Every line of the data must be copied exactly.

>> Begin RECORD EXCERPTS

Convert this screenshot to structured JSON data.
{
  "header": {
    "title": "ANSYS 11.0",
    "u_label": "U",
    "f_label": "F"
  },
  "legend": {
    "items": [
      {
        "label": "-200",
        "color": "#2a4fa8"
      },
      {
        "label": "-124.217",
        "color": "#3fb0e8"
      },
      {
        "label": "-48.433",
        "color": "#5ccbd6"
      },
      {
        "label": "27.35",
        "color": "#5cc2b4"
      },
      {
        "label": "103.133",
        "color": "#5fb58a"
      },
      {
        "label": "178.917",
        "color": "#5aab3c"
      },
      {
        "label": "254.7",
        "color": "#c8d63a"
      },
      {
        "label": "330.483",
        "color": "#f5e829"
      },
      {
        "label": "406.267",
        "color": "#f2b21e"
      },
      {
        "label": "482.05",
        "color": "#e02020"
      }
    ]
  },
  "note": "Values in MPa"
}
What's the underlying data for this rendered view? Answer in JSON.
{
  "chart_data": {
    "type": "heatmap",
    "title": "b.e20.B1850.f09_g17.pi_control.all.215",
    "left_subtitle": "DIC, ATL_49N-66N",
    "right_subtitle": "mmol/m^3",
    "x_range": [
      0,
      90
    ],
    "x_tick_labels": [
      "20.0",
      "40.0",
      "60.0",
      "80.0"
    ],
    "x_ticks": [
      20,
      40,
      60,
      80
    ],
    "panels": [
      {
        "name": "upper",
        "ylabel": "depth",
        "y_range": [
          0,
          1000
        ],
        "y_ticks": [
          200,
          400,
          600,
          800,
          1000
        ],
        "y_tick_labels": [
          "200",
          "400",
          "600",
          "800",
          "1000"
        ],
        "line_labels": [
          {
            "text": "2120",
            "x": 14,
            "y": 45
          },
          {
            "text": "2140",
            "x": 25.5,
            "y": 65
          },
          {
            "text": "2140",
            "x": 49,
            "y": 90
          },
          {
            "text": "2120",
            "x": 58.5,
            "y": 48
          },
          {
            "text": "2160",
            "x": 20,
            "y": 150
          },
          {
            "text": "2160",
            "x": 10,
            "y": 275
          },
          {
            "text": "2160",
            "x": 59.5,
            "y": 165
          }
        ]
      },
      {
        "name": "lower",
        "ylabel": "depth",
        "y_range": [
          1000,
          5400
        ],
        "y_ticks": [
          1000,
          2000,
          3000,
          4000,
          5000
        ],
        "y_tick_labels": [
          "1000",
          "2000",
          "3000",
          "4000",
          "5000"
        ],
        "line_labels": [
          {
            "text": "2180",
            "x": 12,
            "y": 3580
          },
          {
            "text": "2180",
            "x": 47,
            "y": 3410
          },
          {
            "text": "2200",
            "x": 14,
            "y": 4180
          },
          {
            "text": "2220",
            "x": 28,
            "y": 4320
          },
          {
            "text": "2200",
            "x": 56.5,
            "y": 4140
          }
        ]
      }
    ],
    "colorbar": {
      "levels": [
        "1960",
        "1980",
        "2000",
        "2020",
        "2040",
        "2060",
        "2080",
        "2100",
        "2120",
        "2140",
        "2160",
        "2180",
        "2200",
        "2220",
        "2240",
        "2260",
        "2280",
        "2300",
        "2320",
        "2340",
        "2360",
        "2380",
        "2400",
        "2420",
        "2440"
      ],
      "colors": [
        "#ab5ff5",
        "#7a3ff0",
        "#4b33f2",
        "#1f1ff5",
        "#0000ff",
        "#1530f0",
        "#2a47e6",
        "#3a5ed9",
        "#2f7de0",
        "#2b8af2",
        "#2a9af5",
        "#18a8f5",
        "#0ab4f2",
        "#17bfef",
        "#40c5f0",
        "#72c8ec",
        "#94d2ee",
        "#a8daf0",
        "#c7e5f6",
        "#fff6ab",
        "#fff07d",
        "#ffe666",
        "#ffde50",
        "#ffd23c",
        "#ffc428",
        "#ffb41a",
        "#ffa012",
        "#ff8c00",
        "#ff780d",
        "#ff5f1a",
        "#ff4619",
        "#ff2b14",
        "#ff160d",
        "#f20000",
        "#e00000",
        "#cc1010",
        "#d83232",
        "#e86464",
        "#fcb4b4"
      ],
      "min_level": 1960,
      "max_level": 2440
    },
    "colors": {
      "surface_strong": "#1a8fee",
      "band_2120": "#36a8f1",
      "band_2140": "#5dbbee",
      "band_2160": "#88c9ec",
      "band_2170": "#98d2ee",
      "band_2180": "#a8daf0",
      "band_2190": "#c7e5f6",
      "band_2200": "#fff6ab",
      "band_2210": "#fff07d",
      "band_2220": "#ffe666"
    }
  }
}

>> End RECORD EXCERPTS

◆ **EXPECTED ANSWER**:
Convert this screenshot to structured JSON data.
{
  "header": {
    "title": "ANSYS 11.0",
    "u_label": "U",
    "f_label": "F"
  },
  "legend": {
    "items": [
      {
        "label": "-200",
        "color": "#2a4fa8"
      },
      {
        "label": "-124.217",
        "color": "#3fb0e8"
      },
      {
        "label": "-48.433",
        "color": "#5ccbd6"
      },
      {
        "label": "27.35",
        "color": "#5cc2b4"
      },
      {
        "label": "103.133",
        "color": "#5fb58a"
      },
      {
        "label": "178.917",
        "color": "#5aab3c"
      },
      {
        "label": "254.7",
        "color": "#c8d63a"
      },
      {
        "label": "330.483",
        "color": "#f5e829"
      },
      {
        "label": "406.267",
        "color": "#f2b21e"
      },
      {
        "label": "482.05",
        "color": "#e02020"
      }
    ]
  },
  "note": "Values in MPa"
}
What's the underlying data for this rendered view? Answer in JSON.
{
  "chart_data": {
    "type": "heatmap",
    "title": "b.e20.B1850.f09_g17.pi_control.all.215",
    "left_subtitle": "DIC, ATL_49N-66N",
    "right_subtitle": "mmol/m^3",
    "x_range": [
      0,
      90
    ],
    "x_tick_labels": [
      "20.0",
      "40.0",
      "60.0",
      "80.0"
    ],
    "x_ticks": [
      20,
      40,
      60,
      80
    ],
    "panels": [
      {
        "name": "upper",
        "ylabel": "depth",
        "y_range": [
          0,
          1000
        ],
        "y_ticks": [
          200,
          400,
          600,
          800,
          1000
        ],
        "y_tick_labels": [
          "200",
          "400",
          "600",
          "800",
          "1000"
        ],
        "line_labels": [
          {
            "text": "2120",
            "x": 14,
            "y": 45
          },
          {
            "text": "2140",
            "x": 25.5,
            "y": 65
          },
          {
            "text": "2140",
            "x": 49,
            "y": 90
          },
          {
            "text": "2120",
            "x": 58.5,
            "y": 48
          },
          {
            "text": "2160",
            "x": 20,
            "y": 150
          },
          {
            "text": "2160",
            "x": 10,
            "y": 275
          },
          {
            "text": "2160",
            "x": 59.5,
            "y": 165
          }
        ]
      },
      {
        "name": "lower",
        "ylabel": "depth",
        "y_range": [
          1000,
          5400
        ],
        "y_ticks": [
          1000,
          2000,
          3000,
          4000,
          5000
        ],
        "y_tick_labels": [
          "1000",
          "2000",
          "3000",
          "4000",
          "5000"
        ],
        "line_labels": [
          {
            "text": "2180",
            "x": 12,
            "y": 3580
          },
          {
            "text": "2180",
            "x": 47,
            "y": 3410
          },
          {
            "text": "2200",
            "x": 14,
            "y": 4180
          },
          {
            "text": "2220",
            "x": 28,
            "y": 4320
          },
          {
            "text": "2200",
            "x": 56.5,
            "y": 4140
          }
        ]
      }
    ],
    "colorbar": {
      "levels": [
        "1960",
        "1980",
        "2000",
        "2020",
        "2040",
        "2060",
        "2080",
        "2100",
        "2120",
        "2140",
        "2160",
        "2180",
        "2200",
        "2220",
        "2240",
        "2260",
        "2280",
        "2300",
        "2320",
        "2340",
        "2360",
        "2380",
        "2400",
        "2420",
        "2440"
      ],
      "colors": [
        "#ab5ff5",
        "#7a3ff0",
        "#4b33f2",
        "#1f1ff5",
        "#0000ff",
        "#1530f0",
        "#2a47e6",
        "#3a5ed9",
        "#2f7de0",
        "#2b8af2",
        "#2a9af5",
        "#18a8f5",
        "#0ab4f2",
        "#17bfef",
        "#40c5f0",
        "#72c8ec",
        "#94d2ee",
        "#a8daf0",
        "#c7e5f6",
        "#fff6ab",
        "#fff07d",
        "#ffe666",
        "#ffde50",
        "#ffd23c",
        "#ffc428",
        "#ffb41a",
        "#ffa012",
        "#ff8c00",
        "#ff780d",
        "#ff5f1a",
        "#ff4619",
        "#ff2b14",
        "#ff160d",
        "#f20000",
        "#e00000",
        "#cc1010",
        "#d83232",
        "#e86464",
        "#fcb4b4"
      ],
      "min_level": 1960,
      "max_level": 2440
    },
    "colors": {
      "surface_strong": "#1a8fee",
      "band_2120": "#36a8f1",
      "band_2140": "#5dbbee",
      "band_2160": "#88c9ec",
      "band_2170": "#98d2ee",
      "band_2180": "#a8daf0",
      "band_2190": "#c7e5f6",
      "band_2200": "#fff6ab",
      "band_2210": "#fff07d",
      "band_2220": "#ffe666"
    }
  }
}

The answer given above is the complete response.